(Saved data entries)
━━━━━━━━━━━━━━━━━━━━━━━━━━━━━━

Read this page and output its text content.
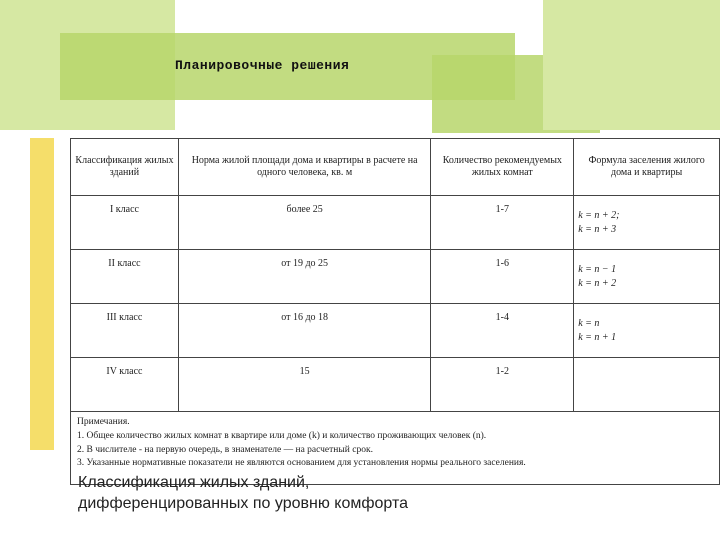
Планировочные решения
Классификация жилых зданий	Норма жилой площади дома и квартиры в расчете на одного человека, кв. м	Количество рекомендуемых жилых комнат	Формула заселения жилого дома и квартиры
I класс	более 25	1-7	k = n + 2;
k = n + 3

II класс	от 19 до 25	1-6	k = n − 1
k = n + 2

III класс	от 16 до 18	1-4	k = n
k = n + 1

IV класс	15	1-2	

Примечания.
1. Общее количество жилых комнат в квартире или доме (k) и количество проживающих человек (n).
2. В числителе - на первую очередь, в знаменателе — на расчетный срок.
3. Указанные нормативные показатели не являются основанием для установления нормы реального заселения.			
Классификация жилых зданий,
дифференцированных по уровню комфорта
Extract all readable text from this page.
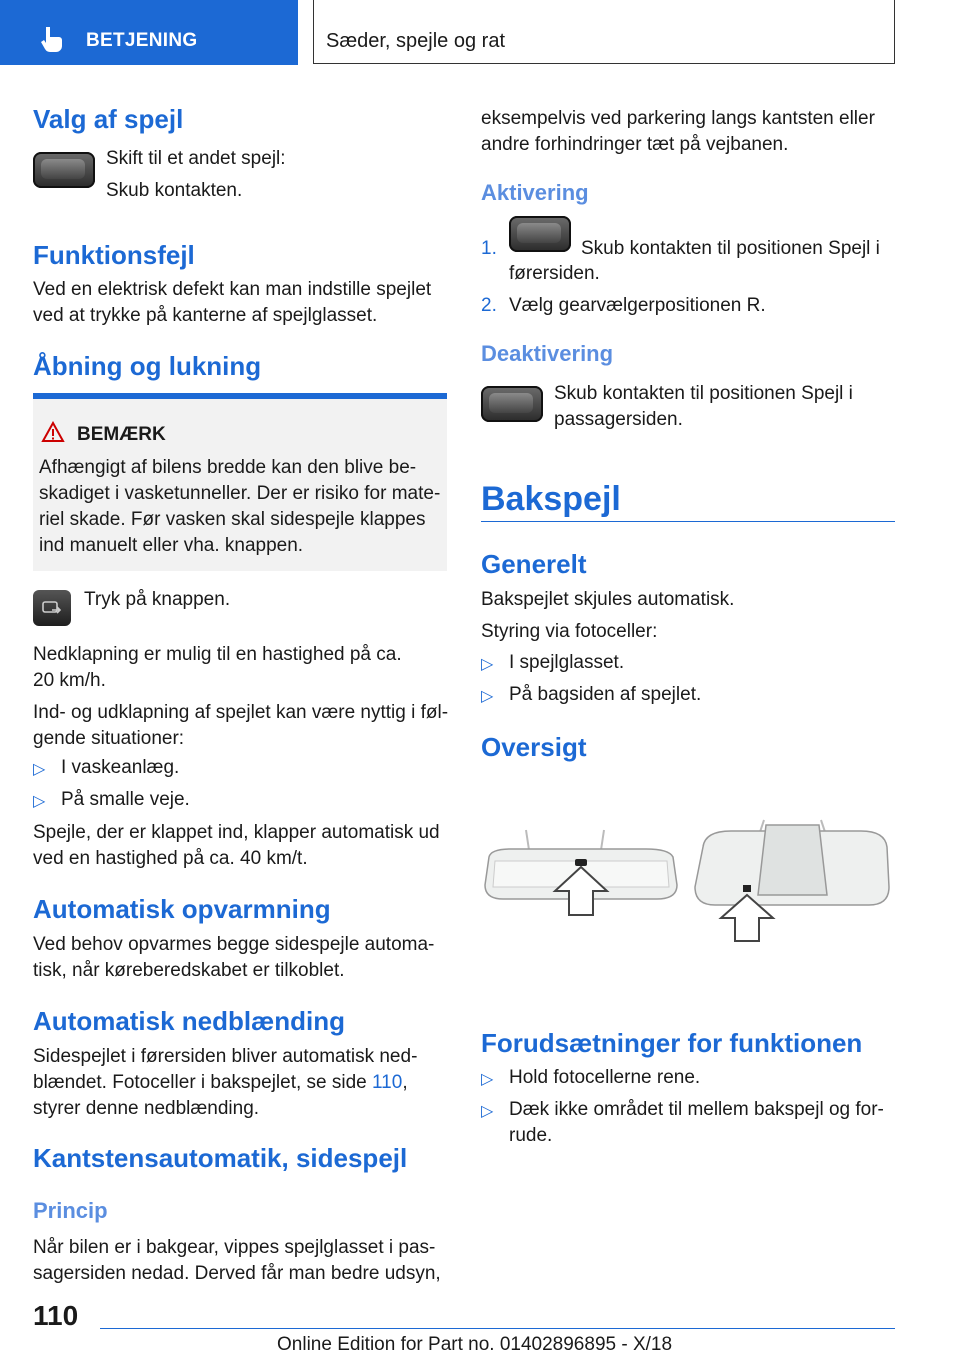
BETJENING	Sæder, spejle og rat
Valg af spejl
Skift til et andet spejl:
Skub kontakten.
Funktionsfejl
Ved en elektrisk defekt kan man indstille spejlet
ved at trykke på kanterne af spejlglasset.
Åbning og lukning
BEMÆRK
Afhængigt af bilens bredde kan den blive be-
skadiget i vasketunneller. Der er risiko for mate-
riel skade. Før vasken skal sidespejle klappes
ind manuelt eller vha. knappen.
Tryk på knappen.
Nedklapning er mulig til en hastighed på ca.
20 km/h.
Ind- og udklapning af spejlet kan være nyttig i føl-
gende situationer:
▷ I vaskeanlæg.
▷ På smalle veje.
Spejle, der er klappet ind, klapper automatisk ud
ved en hastighed på ca. 40 km/t.
Automatisk opvarmning
Ved behov opvarmes begge sidespejle automa-
tisk, når køreberedskabet er tilkoblet.
Automatisk nedblænding
Sidespejlet i førersiden bliver automatisk ned-
blændet. Fotoceller i bakspejlet, se side 110,
styrer denne nedblænding.
Kantstensautomatik, sidespejl
Princip
Når bilen er i bakgear, vippes spejlglasset i pas-
sagersiden nedad. Derved får man bedre udsyn,
eksempelvis ved parkering langs kantsten eller
andre forhindringer tæt på vejbanen.
Aktivering
1.	Skub kontakten til positionen Spejl i
førersiden.
2. Vælg gearvælgerpositionen R.
Deaktivering
Skub kontakten til positionen Spejl i
passagersiden.
Bakspejl
Generelt
Bakspejlet skjules automatisk.
Styring via fotoceller:
▷ I spejlglasset.
▷ På bagsiden af spejlet.
Oversigt
Forudsætninger for funktionen
▷ Hold fotocellerne rene.
▷ Dæk ikke området til mellem bakspejl og for-
rude.
110
Online Edition for Part no. 01402896895 - X/18
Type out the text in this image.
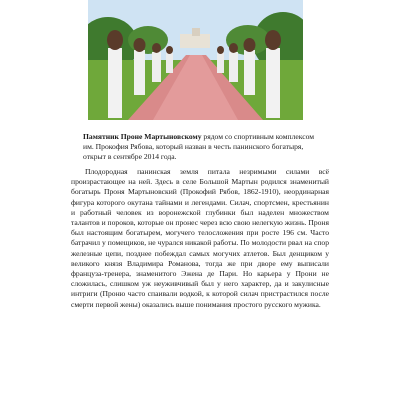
Памятник Проне Мартыновскому рядом со спортивным комплексом им. Прокофия Рябова, который назван в честь панинского богатыря, открыт в сентябре 2014 года.

Плодородная панинская земля питала незримыми силами всё произрастающее на ней. Здесь в селе Большой Мартын родился знаменитый богатырь Проня Мартыновский (Прокофий Рябов, 1862-1910), неординарная фигура которого окутана тайнами и легендами. Силач, спортсмен, крестьянин и работный человек из воронежской глубинки был наделен множеством талантов и пороков, которые он пронес через всю свою нелегкую жизнь. Проня был настоящим богатырем, могучего телосложения при росте 196 см. Часто батрачил у помещиков, не чурался никакой работы. По молодости рвал на спор железные цепи, позднее побеждал самых могучих атлетов. Был денщиком у великого князя Владимира Романова, тогда же при дворе ему выписали француза-тренера, знаменитого Эжена де Пари. Но карьера у Прони не сложилась, слишком уж неуживчивый был у него характер, да и закулисные интриги (Проню часто спаивали водкой, к которой силач пристрастился после смерти первой жены) оказались выше понимания простого русского мужика.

━━━━━━━━━━━━━━━━━━━━━━━━━━━━━━

= GIVEN REQUEST =
Give the number of lines above that hold the word "this", and nothing more.

= EXERCISE RESULT =
3